-- Begin MATERIAL FOR THE TASK --

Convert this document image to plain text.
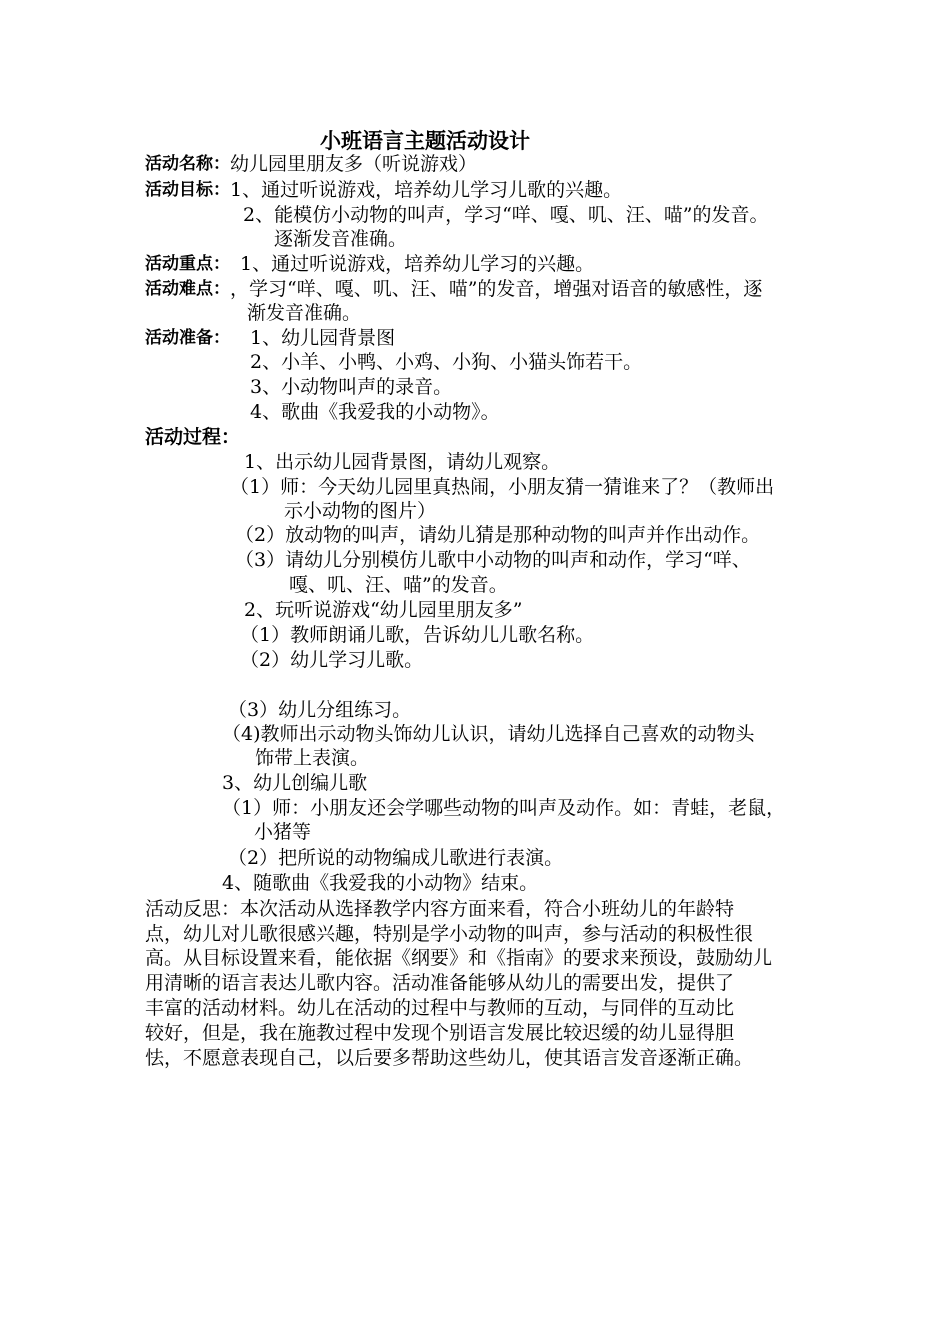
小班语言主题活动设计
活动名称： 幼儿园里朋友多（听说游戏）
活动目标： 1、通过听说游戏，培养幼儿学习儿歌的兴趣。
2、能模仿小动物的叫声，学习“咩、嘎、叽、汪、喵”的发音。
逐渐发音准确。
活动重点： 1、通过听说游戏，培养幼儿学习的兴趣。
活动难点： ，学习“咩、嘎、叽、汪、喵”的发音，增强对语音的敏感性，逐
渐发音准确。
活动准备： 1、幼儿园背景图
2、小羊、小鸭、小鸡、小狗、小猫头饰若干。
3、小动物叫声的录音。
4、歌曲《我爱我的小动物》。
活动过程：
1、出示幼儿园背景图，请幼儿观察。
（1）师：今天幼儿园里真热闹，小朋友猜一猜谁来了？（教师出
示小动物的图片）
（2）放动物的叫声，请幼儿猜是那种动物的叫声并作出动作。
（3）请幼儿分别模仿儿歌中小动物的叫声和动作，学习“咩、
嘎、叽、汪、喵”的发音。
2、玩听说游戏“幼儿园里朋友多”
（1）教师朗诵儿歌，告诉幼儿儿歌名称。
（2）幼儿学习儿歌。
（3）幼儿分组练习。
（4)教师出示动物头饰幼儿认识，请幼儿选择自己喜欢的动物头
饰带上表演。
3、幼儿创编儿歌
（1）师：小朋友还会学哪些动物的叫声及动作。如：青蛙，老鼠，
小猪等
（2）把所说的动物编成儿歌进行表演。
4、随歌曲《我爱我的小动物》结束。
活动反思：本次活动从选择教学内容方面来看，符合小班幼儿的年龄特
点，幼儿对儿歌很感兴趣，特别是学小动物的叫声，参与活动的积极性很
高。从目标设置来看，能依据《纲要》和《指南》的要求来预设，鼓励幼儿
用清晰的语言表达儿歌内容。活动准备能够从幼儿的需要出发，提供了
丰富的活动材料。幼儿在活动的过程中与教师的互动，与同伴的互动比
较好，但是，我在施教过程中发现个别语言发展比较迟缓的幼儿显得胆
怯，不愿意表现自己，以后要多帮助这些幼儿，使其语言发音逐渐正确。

-- End MATERIAL FOR THE TASK --

• DESCRIPTION OF THE TASK
Every entry must be written out exactly, with all pictures left out.

• FULL ANSWER
Convert this document image to plain text.
小班语言主题活动设计
活动名称： 幼儿园里朋友多（听说游戏）
活动目标： 1、通过听说游戏，培养幼儿学习儿歌的兴趣。
2、能模仿小动物的叫声，学习“咩、嘎、叽、汪、喵”的发音。
逐渐发音准确。
活动重点： 1、通过听说游戏，培养幼儿学习的兴趣。
活动难点： ，学习“咩、嘎、叽、汪、喵”的发音，增强对语音的敏感性，逐
渐发音准确。
活动准备： 1、幼儿园背景图
2、小羊、小鸭、小鸡、小狗、小猫头饰若干。
3、小动物叫声的录音。
4、歌曲《我爱我的小动物》。
活动过程：
1、出示幼儿园背景图，请幼儿观察。
（1）师：今天幼儿园里真热闹，小朋友猜一猜谁来了？（教师出
示小动物的图片）
（2）放动物的叫声，请幼儿猜是那种动物的叫声并作出动作。
（3）请幼儿分别模仿儿歌中小动物的叫声和动作，学习“咩、
嘎、叽、汪、喵”的发音。
2、玩听说游戏“幼儿园里朋友多”
（1）教师朗诵儿歌，告诉幼儿儿歌名称。
（2）幼儿学习儿歌。
（3）幼儿分组练习。
（4)教师出示动物头饰幼儿认识，请幼儿选择自己喜欢的动物头
饰带上表演。
3、幼儿创编儿歌
（1）师：小朋友还会学哪些动物的叫声及动作。如：青蛙，老鼠，
小猪等
（2）把所说的动物编成儿歌进行表演。
4、随歌曲《我爱我的小动物》结束。
活动反思：本次活动从选择教学内容方面来看，符合小班幼儿的年龄特
点，幼儿对儿歌很感兴趣，特别是学小动物的叫声，参与活动的积极性很
高。从目标设置来看，能依据《纲要》和《指南》的要求来预设，鼓励幼儿
用清晰的语言表达儿歌内容。活动准备能够从幼儿的需要出发，提供了
丰富的活动材料。幼儿在活动的过程中与教师的互动，与同伴的互动比
较好，但是，我在施教过程中发现个别语言发展比较迟缓的幼儿显得胆
怯，不愿意表现自己，以后要多帮助这些幼儿，使其语言发音逐渐正确。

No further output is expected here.